╭──

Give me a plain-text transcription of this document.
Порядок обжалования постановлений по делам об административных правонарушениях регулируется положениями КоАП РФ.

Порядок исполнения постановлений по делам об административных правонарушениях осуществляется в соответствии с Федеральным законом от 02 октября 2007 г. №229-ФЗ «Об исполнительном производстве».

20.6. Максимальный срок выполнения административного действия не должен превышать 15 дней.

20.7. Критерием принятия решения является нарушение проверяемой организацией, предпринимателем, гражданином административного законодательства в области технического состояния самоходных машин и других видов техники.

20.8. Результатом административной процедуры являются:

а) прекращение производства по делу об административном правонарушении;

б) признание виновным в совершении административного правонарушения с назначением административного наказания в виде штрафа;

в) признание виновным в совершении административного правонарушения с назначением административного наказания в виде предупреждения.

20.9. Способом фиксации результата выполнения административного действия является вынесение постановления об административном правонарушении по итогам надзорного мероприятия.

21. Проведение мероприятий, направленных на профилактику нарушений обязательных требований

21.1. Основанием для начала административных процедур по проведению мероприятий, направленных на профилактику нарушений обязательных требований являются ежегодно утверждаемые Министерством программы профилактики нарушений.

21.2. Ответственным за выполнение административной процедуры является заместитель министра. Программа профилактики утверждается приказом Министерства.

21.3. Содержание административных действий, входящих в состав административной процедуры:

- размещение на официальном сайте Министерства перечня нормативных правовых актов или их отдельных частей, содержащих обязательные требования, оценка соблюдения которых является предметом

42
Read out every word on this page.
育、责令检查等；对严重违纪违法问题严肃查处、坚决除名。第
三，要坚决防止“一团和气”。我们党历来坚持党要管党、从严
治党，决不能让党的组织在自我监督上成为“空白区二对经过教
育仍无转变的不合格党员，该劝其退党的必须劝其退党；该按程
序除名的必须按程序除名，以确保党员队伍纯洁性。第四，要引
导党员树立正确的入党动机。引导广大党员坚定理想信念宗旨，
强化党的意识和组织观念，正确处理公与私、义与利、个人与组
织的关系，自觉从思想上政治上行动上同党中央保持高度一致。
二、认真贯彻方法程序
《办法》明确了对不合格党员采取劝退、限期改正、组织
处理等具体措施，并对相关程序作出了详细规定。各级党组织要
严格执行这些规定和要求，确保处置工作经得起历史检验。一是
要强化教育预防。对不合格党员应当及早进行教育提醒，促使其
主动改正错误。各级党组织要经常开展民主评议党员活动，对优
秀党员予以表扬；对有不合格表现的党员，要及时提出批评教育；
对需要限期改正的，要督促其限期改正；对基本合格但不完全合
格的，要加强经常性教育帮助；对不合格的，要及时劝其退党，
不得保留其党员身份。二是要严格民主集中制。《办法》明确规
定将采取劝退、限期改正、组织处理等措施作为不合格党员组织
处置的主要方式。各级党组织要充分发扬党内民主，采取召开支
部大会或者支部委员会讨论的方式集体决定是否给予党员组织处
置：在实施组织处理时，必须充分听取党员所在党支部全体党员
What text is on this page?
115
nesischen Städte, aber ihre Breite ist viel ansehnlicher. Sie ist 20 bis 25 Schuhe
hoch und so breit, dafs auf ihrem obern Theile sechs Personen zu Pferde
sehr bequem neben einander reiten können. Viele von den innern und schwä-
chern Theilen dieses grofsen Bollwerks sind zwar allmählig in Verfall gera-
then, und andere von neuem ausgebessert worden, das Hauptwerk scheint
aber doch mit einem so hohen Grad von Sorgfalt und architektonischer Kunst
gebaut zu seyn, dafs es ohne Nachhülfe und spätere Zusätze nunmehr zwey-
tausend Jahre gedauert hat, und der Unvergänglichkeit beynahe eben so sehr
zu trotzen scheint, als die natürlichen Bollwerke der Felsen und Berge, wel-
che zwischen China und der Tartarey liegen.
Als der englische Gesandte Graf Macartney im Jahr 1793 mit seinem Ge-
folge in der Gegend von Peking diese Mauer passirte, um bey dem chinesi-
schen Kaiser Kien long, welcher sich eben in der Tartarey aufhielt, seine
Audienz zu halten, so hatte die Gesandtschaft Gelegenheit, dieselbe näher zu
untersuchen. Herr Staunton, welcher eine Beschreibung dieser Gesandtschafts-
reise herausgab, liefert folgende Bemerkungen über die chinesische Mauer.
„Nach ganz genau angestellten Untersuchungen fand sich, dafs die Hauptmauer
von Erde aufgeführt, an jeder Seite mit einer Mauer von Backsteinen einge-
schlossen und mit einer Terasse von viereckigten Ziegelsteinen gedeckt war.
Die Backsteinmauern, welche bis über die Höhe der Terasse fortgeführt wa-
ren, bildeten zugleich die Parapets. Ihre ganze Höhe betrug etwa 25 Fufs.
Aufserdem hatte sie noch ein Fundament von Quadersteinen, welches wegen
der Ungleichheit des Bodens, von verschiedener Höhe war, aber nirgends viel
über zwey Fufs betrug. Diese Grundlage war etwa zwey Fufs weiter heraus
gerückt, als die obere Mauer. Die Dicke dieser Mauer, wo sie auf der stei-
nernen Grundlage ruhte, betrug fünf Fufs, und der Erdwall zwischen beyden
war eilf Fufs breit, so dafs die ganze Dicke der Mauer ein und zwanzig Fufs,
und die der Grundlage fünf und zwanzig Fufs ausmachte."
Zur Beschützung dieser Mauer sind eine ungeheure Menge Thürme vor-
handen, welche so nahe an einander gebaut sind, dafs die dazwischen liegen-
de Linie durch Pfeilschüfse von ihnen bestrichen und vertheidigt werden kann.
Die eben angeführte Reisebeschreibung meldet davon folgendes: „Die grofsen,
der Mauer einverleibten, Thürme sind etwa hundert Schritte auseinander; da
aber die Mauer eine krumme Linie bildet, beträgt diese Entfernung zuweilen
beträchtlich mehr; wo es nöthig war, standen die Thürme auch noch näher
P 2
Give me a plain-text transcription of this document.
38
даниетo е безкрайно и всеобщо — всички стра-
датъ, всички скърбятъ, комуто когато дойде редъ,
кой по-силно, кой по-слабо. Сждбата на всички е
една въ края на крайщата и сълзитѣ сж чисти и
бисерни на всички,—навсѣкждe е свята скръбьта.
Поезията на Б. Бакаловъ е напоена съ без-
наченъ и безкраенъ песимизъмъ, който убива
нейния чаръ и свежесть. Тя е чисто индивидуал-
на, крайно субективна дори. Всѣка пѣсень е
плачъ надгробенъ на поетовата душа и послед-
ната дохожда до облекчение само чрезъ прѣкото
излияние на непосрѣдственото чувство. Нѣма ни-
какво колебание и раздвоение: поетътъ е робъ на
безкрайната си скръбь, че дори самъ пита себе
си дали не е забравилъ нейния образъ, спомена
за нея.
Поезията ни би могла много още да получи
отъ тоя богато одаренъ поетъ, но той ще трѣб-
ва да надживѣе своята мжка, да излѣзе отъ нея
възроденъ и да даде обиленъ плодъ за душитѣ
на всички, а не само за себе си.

╰──

> Stated exercise
Write down every line of the data above that includes the string "noch".

> Response to the task
Aufserdem hatte sie noch ein Fundament von Quadersteinen, welches wegen
beträchtlich mehr; wo es nöthig war, standen die Thürme auch noch näher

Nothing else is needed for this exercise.